* **Task prompt**: In the records below, change "screenshot" to "image" and reproduce every line with nothing else altered. Omit the pictures from your answer.

--- Recorded information ---

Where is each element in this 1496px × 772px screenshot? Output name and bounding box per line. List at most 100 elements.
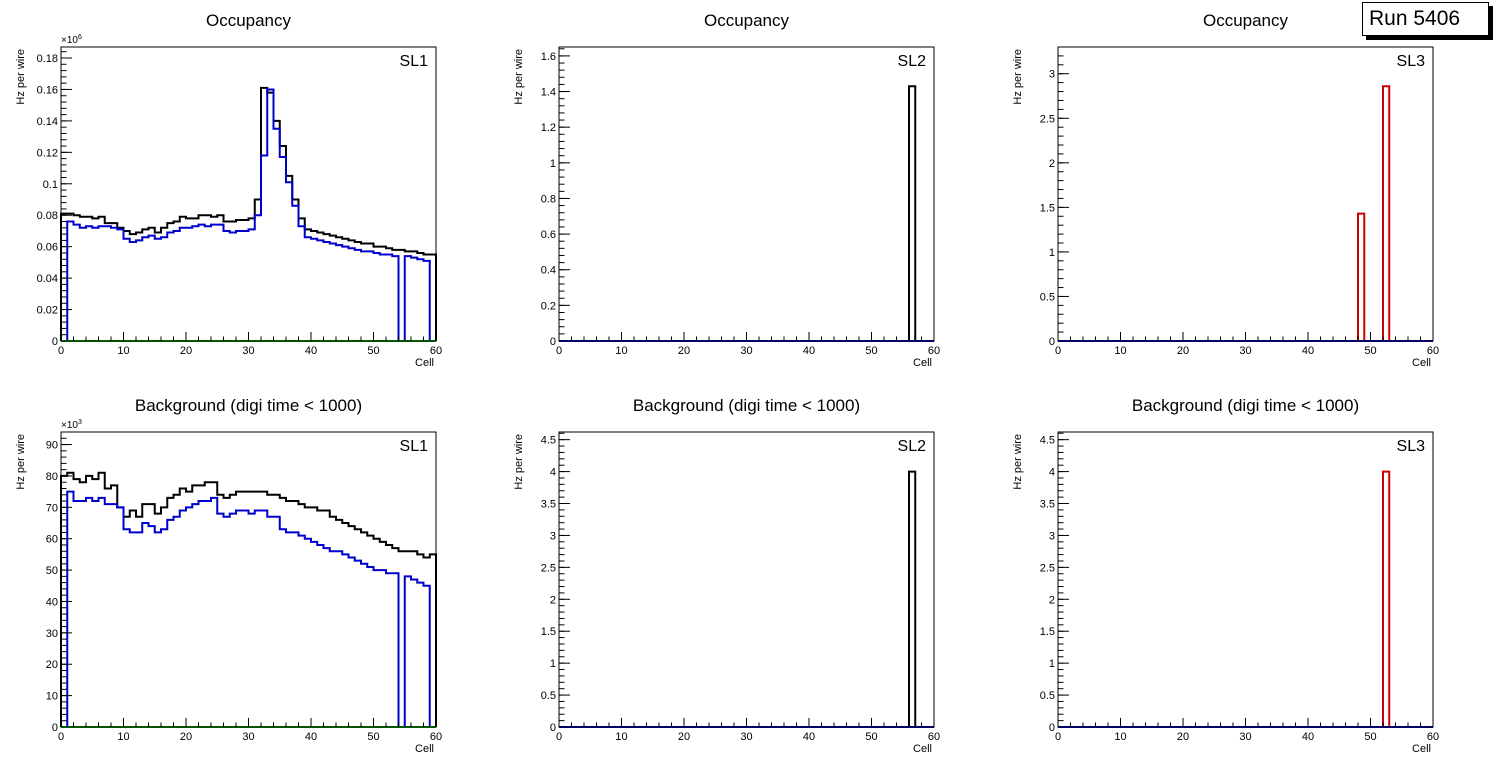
x-tick-label: 60 [1427, 345, 1439, 357]
run-label: Run 5406 [1369, 7, 1461, 30]
x-tick-label: 40 [1302, 731, 1314, 743]
y-tick-label: 2.5 [1040, 113, 1055, 125]
y-tick-label: 4 [550, 467, 556, 479]
y-tick-label: 60 [46, 534, 58, 546]
superlayer-label: SL3 [1397, 53, 1426, 70]
y-tick-label: 0.8 [541, 193, 556, 205]
x-tick-label: 10 [117, 345, 129, 357]
y-axis-label: Hz per wire [513, 49, 525, 105]
series-line-total [559, 85, 934, 342]
superlayer-label: SL2 [898, 438, 927, 455]
y-tick-label: 2.5 [1040, 562, 1055, 574]
y-exponent-label: ×103 [61, 419, 82, 431]
x-tick-label: 50 [865, 345, 877, 357]
x-tick-label: 40 [803, 731, 815, 743]
series-line-signal [61, 490, 436, 728]
y-tick-label: 2 [1049, 158, 1055, 170]
y-axis-label: Hz per wire [15, 49, 27, 105]
y-tick-label: 0.06 [37, 242, 58, 254]
y-tick-label: 0.4 [541, 265, 556, 277]
x-axis-label: Cell [415, 357, 434, 369]
y-tick-label: 1.5 [1040, 626, 1055, 638]
y-tick-label: 80 [46, 471, 58, 483]
y-tick-label: 0 [550, 722, 556, 734]
series-line-total [60, 86, 437, 341]
series-line-signal [61, 88, 436, 342]
y-tick-label: 0.2 [541, 300, 556, 312]
superlayer-label: SL1 [400, 438, 429, 455]
y-tick-label: 2.5 [541, 562, 556, 574]
y-tick-label: 50 [46, 565, 58, 577]
histogram-panel: Background (digi time < 1000) Hz per wire… [513, 396, 940, 755]
y-tick-label: 1 [1049, 658, 1055, 670]
y-tick-label: 0.04 [37, 273, 58, 285]
x-tick-label: 20 [678, 731, 690, 743]
x-tick-label: 10 [615, 731, 627, 743]
x-tick-label: 40 [305, 345, 317, 357]
y-tick-label: 0.1 [43, 179, 58, 191]
y-tick-label: 0.02 [37, 305, 58, 317]
run-label-box: Run 5406 [1362, 2, 1489, 36]
panel-title: Background (digi time < 1000) [633, 396, 860, 415]
x-tick-label: 10 [117, 731, 129, 743]
y-exponent-power: 6 [78, 34, 82, 41]
x-axis-label: Cell [1412, 743, 1431, 755]
superlayer-label: SL3 [1397, 438, 1426, 455]
y-tick-label: 1.6 [541, 51, 556, 63]
x-tick-label: 40 [1302, 345, 1314, 357]
x-tick-label: 60 [430, 345, 442, 357]
x-tick-label: 30 [1239, 731, 1251, 743]
y-tick-label: 0.5 [1040, 291, 1055, 303]
y-tick-label: 0.12 [37, 147, 58, 159]
y-tick-label: 20 [46, 659, 58, 671]
y-exponent-power: 3 [78, 419, 82, 426]
y-tick-label: 3 [1049, 69, 1055, 81]
x-tick-label: 60 [1427, 731, 1439, 743]
x-axis-label: Cell [913, 357, 932, 369]
series-line-total [60, 471, 437, 727]
series-line-total [559, 470, 934, 728]
x-tick-label: 20 [180, 345, 192, 357]
plot-frame [558, 46, 935, 342]
y-axis-label: Hz per wire [513, 434, 525, 490]
y-tick-label: 1 [1049, 247, 1055, 259]
panel-title: Background (digi time < 1000) [135, 396, 362, 415]
y-tick-label: 0 [1049, 722, 1055, 734]
y-tick-label: 0.6 [541, 229, 556, 241]
x-tick-label: 30 [1239, 345, 1251, 357]
histogram-panel: Occupancy Hz per wire Cell ×106 0 10 20 30 40 50 6… [15, 11, 442, 369]
x-tick-label: 20 [1177, 345, 1189, 357]
y-tick-label: 3 [1049, 530, 1055, 542]
plot-frame [1057, 431, 1434, 728]
histogram-panel: Occupancy Hz per wire Cell 0 10 20 30 40 50 60 0 0.… [1012, 11, 1439, 369]
histogram-panel: Background (digi time < 1000) Hz per wire… [1012, 396, 1439, 755]
x-tick-label: 10 [1114, 345, 1126, 357]
superlayer-label: SL1 [400, 53, 429, 70]
y-tick-label: 30 [46, 628, 58, 640]
y-tick-label: 90 [46, 440, 58, 452]
y-tick-label: 0.5 [1040, 690, 1055, 702]
y-tick-label: 1 [550, 158, 556, 170]
plot-frame [60, 46, 437, 342]
x-tick-label: 10 [615, 345, 627, 357]
x-tick-label: 0 [58, 345, 64, 357]
y-tick-label: 4.5 [1040, 435, 1055, 447]
y-tick-label: 1.2 [541, 122, 556, 134]
y-exponent-label: ×106 [61, 34, 82, 46]
x-tick-label: 30 [740, 731, 752, 743]
y-axis-label: Hz per wire [1012, 434, 1024, 490]
y-tick-label: 2 [550, 594, 556, 606]
y-tick-label: 0.16 [37, 84, 58, 96]
panel-title: Occupancy [206, 11, 292, 30]
y-tick-label: 4 [1049, 467, 1055, 479]
x-tick-label: 50 [1364, 731, 1376, 743]
x-tick-label: 60 [430, 731, 442, 743]
y-tick-label: 3.5 [541, 499, 556, 511]
panel-title: Background (digi time < 1000) [1132, 396, 1359, 415]
y-tick-label: 0 [1049, 336, 1055, 348]
y-tick-label: 0.08 [37, 210, 58, 222]
x-tick-label: 10 [1114, 731, 1126, 743]
x-tick-label: 50 [1364, 345, 1376, 357]
histogram-panel: Background (digi time < 1000) Hz per wire… [15, 396, 442, 755]
y-tick-label: 2 [1049, 594, 1055, 606]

---

* **Completed task**:
Where is each element in this 1496px × 772px image? Output name and bounding box per line. List at most 100 elements.
x-tick-label: 60 [1427, 345, 1439, 357]
run-label: Run 5406 [1369, 7, 1461, 30]
x-tick-label: 40 [1302, 731, 1314, 743]
y-tick-label: 2.5 [1040, 113, 1055, 125]
y-tick-label: 4 [550, 467, 556, 479]
y-tick-label: 60 [46, 534, 58, 546]
superlayer-label: SL3 [1397, 53, 1426, 70]
y-tick-label: 0.8 [541, 193, 556, 205]
x-tick-label: 10 [117, 345, 129, 357]
y-axis-label: Hz per wire [513, 49, 525, 105]
series-line-total [559, 85, 934, 342]
superlayer-label: SL2 [898, 438, 927, 455]
y-tick-label: 2.5 [1040, 562, 1055, 574]
y-exponent-label: ×103 [61, 419, 82, 431]
x-tick-label: 50 [865, 345, 877, 357]
x-tick-label: 40 [803, 731, 815, 743]
series-line-signal [61, 490, 436, 728]
y-tick-label: 2 [1049, 158, 1055, 170]
y-axis-label: Hz per wire [15, 49, 27, 105]
y-tick-label: 0.06 [37, 242, 58, 254]
y-tick-label: 0.4 [541, 265, 556, 277]
x-axis-label: Cell [415, 357, 434, 369]
y-tick-label: 1.5 [1040, 626, 1055, 638]
y-tick-label: 80 [46, 471, 58, 483]
y-tick-label: 0 [550, 722, 556, 734]
series-line-total [60, 86, 437, 341]
series-line-signal [61, 88, 436, 342]
y-tick-label: 0.2 [541, 300, 556, 312]
superlayer-label: SL1 [400, 438, 429, 455]
y-tick-label: 2.5 [541, 562, 556, 574]
y-tick-label: 50 [46, 565, 58, 577]
histogram-panel: Background (digi time < 1000) Hz per wire… [513, 396, 940, 755]
y-tick-label: 1 [1049, 658, 1055, 670]
y-tick-label: 0.04 [37, 273, 58, 285]
x-tick-label: 20 [678, 731, 690, 743]
x-tick-label: 10 [615, 731, 627, 743]
x-tick-label: 40 [305, 345, 317, 357]
y-tick-label: 0.1 [43, 179, 58, 191]
y-tick-label: 0.02 [37, 305, 58, 317]
run-label-box: Run 5406 [1362, 2, 1489, 36]
panel-title: Background (digi time < 1000) [633, 396, 860, 415]
x-tick-label: 10 [117, 731, 129, 743]
y-exponent-power: 6 [78, 34, 82, 41]
x-axis-label: Cell [1412, 743, 1431, 755]
superlayer-label: SL3 [1397, 438, 1426, 455]
y-tick-label: 1.6 [541, 51, 556, 63]
x-tick-label: 40 [1302, 345, 1314, 357]
x-tick-label: 60 [430, 345, 442, 357]
x-tick-label: 30 [1239, 731, 1251, 743]
y-tick-label: 0.5 [1040, 291, 1055, 303]
y-tick-label: 0.12 [37, 147, 58, 159]
y-tick-label: 20 [46, 659, 58, 671]
y-exponent-power: 3 [78, 419, 82, 426]
y-tick-label: 3 [1049, 69, 1055, 81]
x-tick-label: 60 [1427, 731, 1439, 743]
x-axis-label: Cell [913, 357, 932, 369]
series-line-total [60, 471, 437, 727]
series-line-total [559, 470, 934, 728]
x-tick-label: 20 [180, 345, 192, 357]
plot-frame [558, 46, 935, 342]
y-axis-label: Hz per wire [513, 434, 525, 490]
y-tick-label: 1 [1049, 247, 1055, 259]
panel-title: Background (digi time < 1000) [135, 396, 362, 415]
y-tick-label: 0 [1049, 722, 1055, 734]
y-tick-label: 0.6 [541, 229, 556, 241]
x-tick-label: 30 [1239, 345, 1251, 357]
histogram-panel: Occupancy Hz per wire Cell ×106 0 10 20 30 40 50 6… [15, 11, 442, 369]
x-tick-label: 20 [1177, 345, 1189, 357]
y-tick-label: 3 [1049, 530, 1055, 542]
plot-frame [1057, 431, 1434, 728]
histogram-panel: Occupancy Hz per wire Cell 0 10 20 30 40 50 60 0 0.… [1012, 11, 1439, 369]
histogram-panel: Background (digi time < 1000) Hz per wire… [1012, 396, 1439, 755]
x-tick-label: 10 [1114, 345, 1126, 357]
superlayer-label: SL1 [400, 53, 429, 70]
y-tick-label: 30 [46, 628, 58, 640]
y-tick-label: 90 [46, 440, 58, 452]
y-tick-label: 0.5 [1040, 690, 1055, 702]
y-tick-label: 1 [550, 158, 556, 170]
plot-frame [60, 46, 437, 342]
x-tick-label: 10 [615, 345, 627, 357]
x-tick-label: 0 [58, 345, 64, 357]
y-tick-label: 4.5 [1040, 435, 1055, 447]
y-tick-label: 1.2 [541, 122, 556, 134]
y-exponent-label: ×106 [61, 34, 82, 46]
x-tick-label: 30 [740, 731, 752, 743]
y-axis-label: Hz per wire [1012, 434, 1024, 490]
y-tick-label: 2 [550, 594, 556, 606]
y-tick-label: 0.16 [37, 84, 58, 96]
panel-title: Occupancy [206, 11, 292, 30]
y-tick-label: 4 [1049, 467, 1055, 479]
x-tick-label: 50 [1364, 731, 1376, 743]
x-tick-label: 60 [430, 731, 442, 743]
y-tick-label: 3.5 [541, 499, 556, 511]
panel-title: Background (digi time < 1000) [1132, 396, 1359, 415]
y-tick-label: 0 [1049, 336, 1055, 348]
y-tick-label: 0.08 [37, 210, 58, 222]
x-tick-label: 10 [1114, 731, 1126, 743]
x-tick-label: 50 [1364, 345, 1376, 357]
histogram-panel: Background (digi time < 1000) Hz per wire… [15, 396, 442, 755]
y-tick-label: 2 [1049, 594, 1055, 606]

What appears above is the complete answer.